## DIRECTIVE
Review the material line by line. Identify and copy every line that contains the string "CLOSE".

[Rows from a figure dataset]
---*---

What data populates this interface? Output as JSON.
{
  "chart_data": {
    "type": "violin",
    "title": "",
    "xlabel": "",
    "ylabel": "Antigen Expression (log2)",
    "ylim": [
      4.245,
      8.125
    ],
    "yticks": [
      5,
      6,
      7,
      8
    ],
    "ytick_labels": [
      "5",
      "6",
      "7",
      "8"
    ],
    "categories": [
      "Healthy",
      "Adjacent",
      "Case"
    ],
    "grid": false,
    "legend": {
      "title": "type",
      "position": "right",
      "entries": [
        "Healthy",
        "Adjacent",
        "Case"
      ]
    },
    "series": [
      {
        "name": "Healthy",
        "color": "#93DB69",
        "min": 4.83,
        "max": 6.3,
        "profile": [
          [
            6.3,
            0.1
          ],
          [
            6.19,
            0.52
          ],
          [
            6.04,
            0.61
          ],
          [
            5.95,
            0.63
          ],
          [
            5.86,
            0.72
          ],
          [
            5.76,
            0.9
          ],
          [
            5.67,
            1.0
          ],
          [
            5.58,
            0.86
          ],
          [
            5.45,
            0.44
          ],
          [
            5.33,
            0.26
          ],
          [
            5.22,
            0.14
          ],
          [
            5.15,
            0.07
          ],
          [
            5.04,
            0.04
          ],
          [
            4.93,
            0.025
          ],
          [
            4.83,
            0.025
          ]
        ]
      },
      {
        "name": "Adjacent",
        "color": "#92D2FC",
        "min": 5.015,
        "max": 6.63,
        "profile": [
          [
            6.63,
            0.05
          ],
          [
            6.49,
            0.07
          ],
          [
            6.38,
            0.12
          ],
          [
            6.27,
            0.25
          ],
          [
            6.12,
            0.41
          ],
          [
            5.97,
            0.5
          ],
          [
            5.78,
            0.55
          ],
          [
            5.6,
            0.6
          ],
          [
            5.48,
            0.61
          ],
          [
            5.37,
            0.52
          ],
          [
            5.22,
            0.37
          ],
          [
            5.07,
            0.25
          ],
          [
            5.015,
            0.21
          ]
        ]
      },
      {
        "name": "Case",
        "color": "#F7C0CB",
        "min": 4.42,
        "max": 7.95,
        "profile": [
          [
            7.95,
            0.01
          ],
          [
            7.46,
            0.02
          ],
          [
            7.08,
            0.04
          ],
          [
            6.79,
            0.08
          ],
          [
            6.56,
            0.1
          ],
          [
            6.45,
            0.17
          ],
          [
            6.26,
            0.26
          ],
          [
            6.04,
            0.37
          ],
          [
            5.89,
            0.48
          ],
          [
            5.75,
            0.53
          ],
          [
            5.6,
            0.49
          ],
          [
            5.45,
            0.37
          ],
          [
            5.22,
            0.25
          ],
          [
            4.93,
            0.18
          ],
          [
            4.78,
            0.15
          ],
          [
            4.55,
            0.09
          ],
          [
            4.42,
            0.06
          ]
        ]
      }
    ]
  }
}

---*---

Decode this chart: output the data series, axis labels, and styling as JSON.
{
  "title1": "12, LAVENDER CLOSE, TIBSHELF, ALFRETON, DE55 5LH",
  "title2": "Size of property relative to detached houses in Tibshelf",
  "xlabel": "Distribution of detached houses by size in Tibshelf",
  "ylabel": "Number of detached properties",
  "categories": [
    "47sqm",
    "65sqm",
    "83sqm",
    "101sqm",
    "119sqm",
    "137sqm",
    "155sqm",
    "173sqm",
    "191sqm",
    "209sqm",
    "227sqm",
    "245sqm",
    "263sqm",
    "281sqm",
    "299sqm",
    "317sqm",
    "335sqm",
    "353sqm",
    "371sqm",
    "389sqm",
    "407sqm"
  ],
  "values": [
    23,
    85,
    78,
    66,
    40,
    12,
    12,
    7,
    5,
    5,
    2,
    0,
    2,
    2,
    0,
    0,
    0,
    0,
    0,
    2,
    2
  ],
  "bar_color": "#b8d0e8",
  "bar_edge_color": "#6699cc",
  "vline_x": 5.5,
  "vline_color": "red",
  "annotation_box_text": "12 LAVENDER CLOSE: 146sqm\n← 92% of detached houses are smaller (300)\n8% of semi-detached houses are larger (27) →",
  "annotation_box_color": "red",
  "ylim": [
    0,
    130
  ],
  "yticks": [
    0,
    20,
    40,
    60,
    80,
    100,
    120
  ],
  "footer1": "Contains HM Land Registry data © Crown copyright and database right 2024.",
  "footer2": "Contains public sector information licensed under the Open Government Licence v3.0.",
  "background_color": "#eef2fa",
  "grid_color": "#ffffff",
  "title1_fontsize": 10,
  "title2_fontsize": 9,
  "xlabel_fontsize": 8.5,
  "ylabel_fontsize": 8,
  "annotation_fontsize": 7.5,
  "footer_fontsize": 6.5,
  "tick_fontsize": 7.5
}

---*---

## EXPECTED ANSWER
  "title1": "12, LAVENDER CLOSE, TIBSHELF, ALFRETON, DE55 5LH",
  "annotation_box_text": "12 LAVENDER CLOSE: 146sqm\n← 92% of detached houses are smaller (300)\n8% of semi-detached houses are larger (27) →",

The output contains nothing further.